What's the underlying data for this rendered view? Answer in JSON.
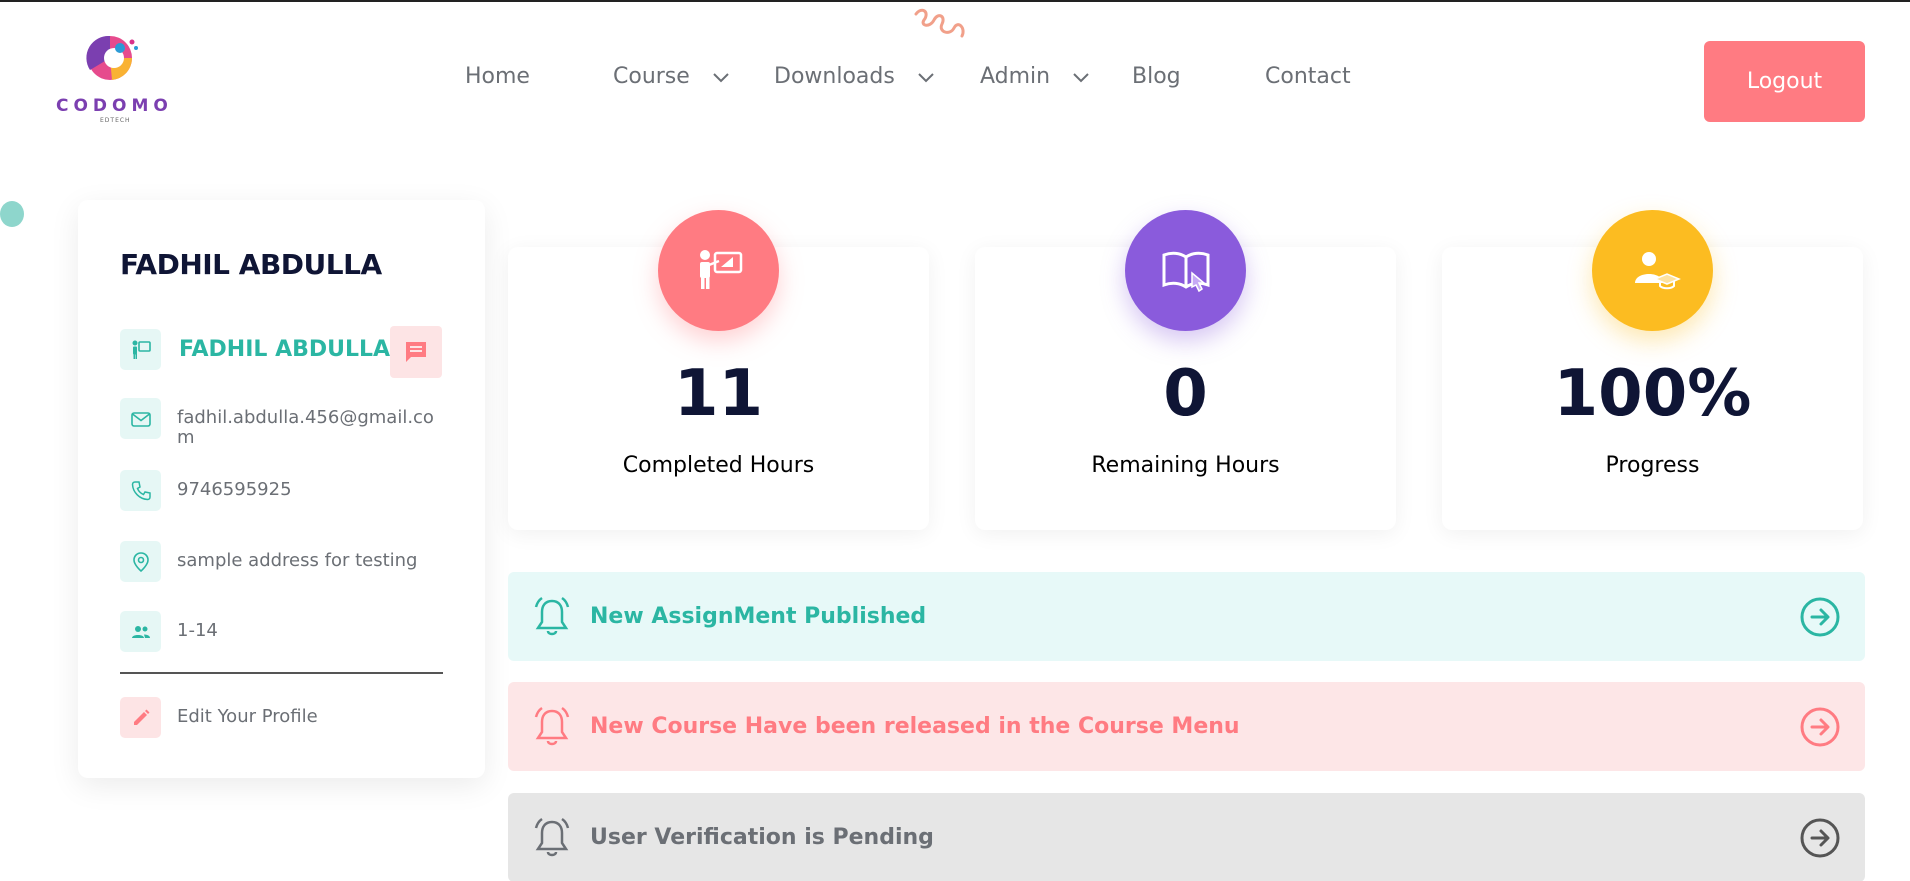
{
  "brand": {
    "name": "CODOMO",
    "tagline": "EDTECH"
  },
  "nav": {
    "home": "Home",
    "course": "Course",
    "downloads": "Downloads",
    "admin": "Admin",
    "blog": "Blog",
    "contact": "Contact"
  },
  "header": {
    "logout_label": "Logout"
  },
  "profile": {
    "title": "FADHIL ABDULLA",
    "name": "FADHIL ABDULLA",
    "email": "fadhil.abdulla.456@gmail.com",
    "phone": "9746595925",
    "address": "sample address for testing",
    "group": "1-14",
    "edit_label": "Edit Your Profile"
  },
  "stats": [
    {
      "value": "11",
      "label": "Completed Hours",
      "color": "#ff7b82",
      "icon": "teacher-board-icon"
    },
    {
      "value": "0",
      "label": "Remaining Hours",
      "color": "#8a5bdc",
      "icon": "book-touch-icon"
    },
    {
      "value": "100%",
      "label": "Progress",
      "color": "#fcbc21",
      "icon": "graduate-user-icon"
    }
  ],
  "alerts": [
    {
      "text": "New AssignMent Published",
      "bg": "#e7f9f8",
      "color": "#2bb6a3"
    },
    {
      "text": "New Course Have been released in the Course Menu",
      "bg": "#fde6e7",
      "color": "#ff7b82"
    },
    {
      "text": "User Verification is Pending",
      "bg": "#e6e6e6",
      "color": "#6b6f75"
    }
  ],
  "colors": {
    "accent": "#ff7b82",
    "teal": "#2bb6a3",
    "dark": "#0f1535"
  }
}
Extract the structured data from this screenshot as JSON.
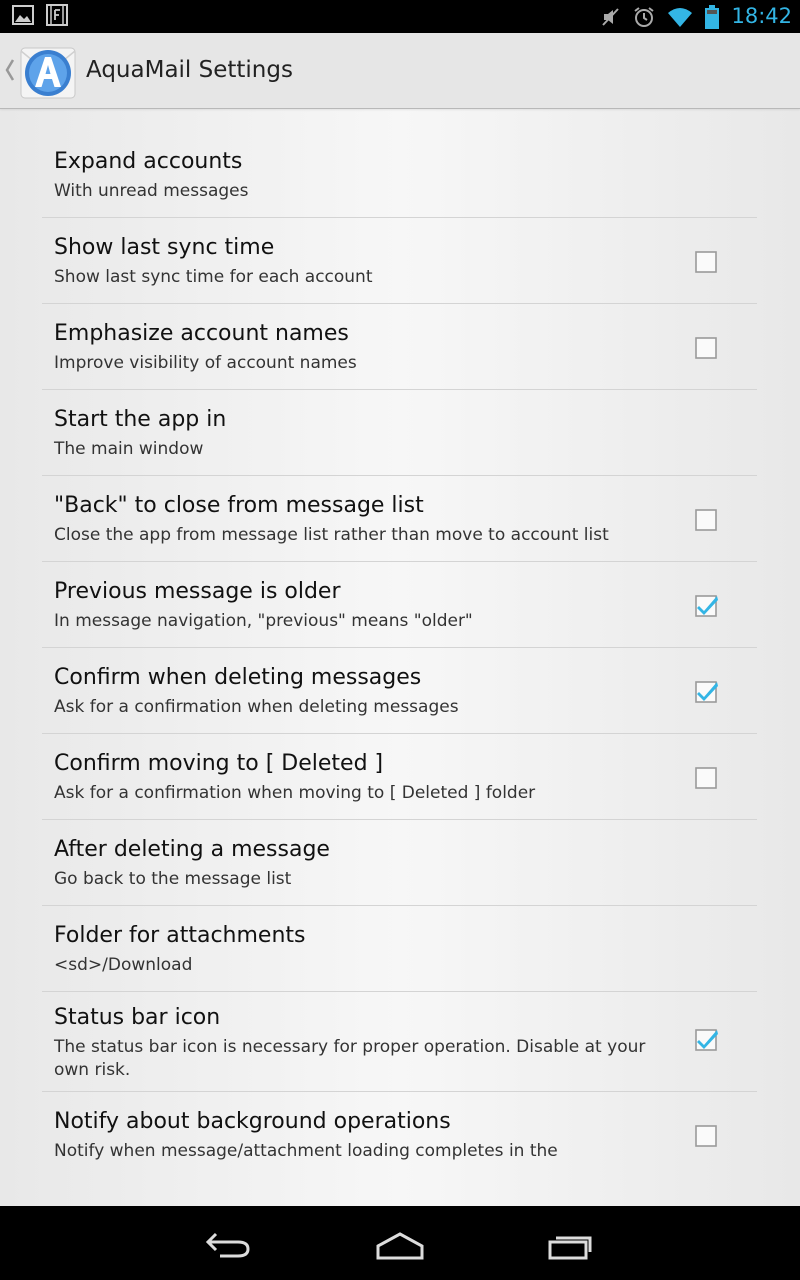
{
  "status_bar": {
    "time": "18:42",
    "icons": [
      "gallery-icon",
      "flipboard-icon",
      "mute-icon",
      "alarm-icon",
      "wifi-icon",
      "battery-icon"
    ],
    "time_color": "#33b5e5"
  },
  "action_bar": {
    "title": "AquaMail Settings",
    "logo_icon": "aquamail-logo-icon"
  },
  "settings": [
    {
      "title": "Expand accounts",
      "summary": "With unread messages",
      "checkbox": null
    },
    {
      "title": "Show last sync time",
      "summary": "Show last sync time for each account",
      "checkbox": false
    },
    {
      "title": "Emphasize account names",
      "summary": "Improve visibility of account names",
      "checkbox": false
    },
    {
      "title": "Start the app in",
      "summary": "The main window",
      "checkbox": null
    },
    {
      "title": "\"Back\" to close from message list",
      "summary": "Close the app from message list rather than move to account list",
      "checkbox": false
    },
    {
      "title": "Previous message is older",
      "summary": "In message navigation, \"previous\" means \"older\"",
      "checkbox": true
    },
    {
      "title": "Confirm when deleting messages",
      "summary": "Ask for a confirmation when deleting messages",
      "checkbox": true
    },
    {
      "title": "Confirm moving to [ Deleted ]",
      "summary": "Ask for a confirmation when moving to [ Deleted ] folder",
      "checkbox": false
    },
    {
      "title": "After deleting a message",
      "summary": "Go back to the message list",
      "checkbox": null
    },
    {
      "title": "Folder for attachments",
      "summary": "<sd>/Download",
      "checkbox": null
    },
    {
      "title": "Status bar icon",
      "summary": "The status bar icon is necessary for proper operation. Disable at your own risk.",
      "checkbox": true
    },
    {
      "title": "Notify about background operations",
      "summary": "Notify when message/attachment loading completes in the",
      "checkbox": false
    }
  ],
  "nav_bar": {
    "buttons": [
      "back-icon",
      "home-icon",
      "recent-apps-icon"
    ]
  },
  "colors": {
    "accent": "#33b5e5",
    "check": "#33b5e5"
  }
}
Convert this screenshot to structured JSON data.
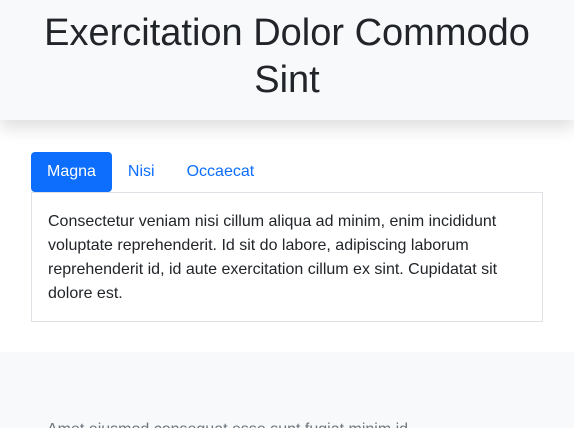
{
  "header": {
    "title_line1": "Exercitation Dolor Commodo",
    "title_line2": "Sint"
  },
  "tabs": [
    {
      "label": "Magna",
      "active": true
    },
    {
      "label": "Nisi",
      "active": false
    },
    {
      "label": "Occaecat",
      "active": false
    }
  ],
  "tab_panel": {
    "text": "Consectetur veniam nisi cillum aliqua ad minim, enim incididunt voluptate reprehenderit. Id sit do labore, adipiscing laborum reprehenderit id, id aute exercitation cillum ex sint. Cupidatat sit dolore est."
  },
  "section": {
    "text": "Amet eiusmod consequat esse sunt fugiat minim id"
  },
  "colors": {
    "accent": "#0d6efd",
    "header_bg": "#f8f9fa",
    "text": "#212529",
    "muted_text": "#6c757d"
  }
}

What the task asks — Check each line of the records for "Hours" and copy the ones that contain it.

Solution below —
      "label": "Completed Hours",
      "label": "Remaining Hours",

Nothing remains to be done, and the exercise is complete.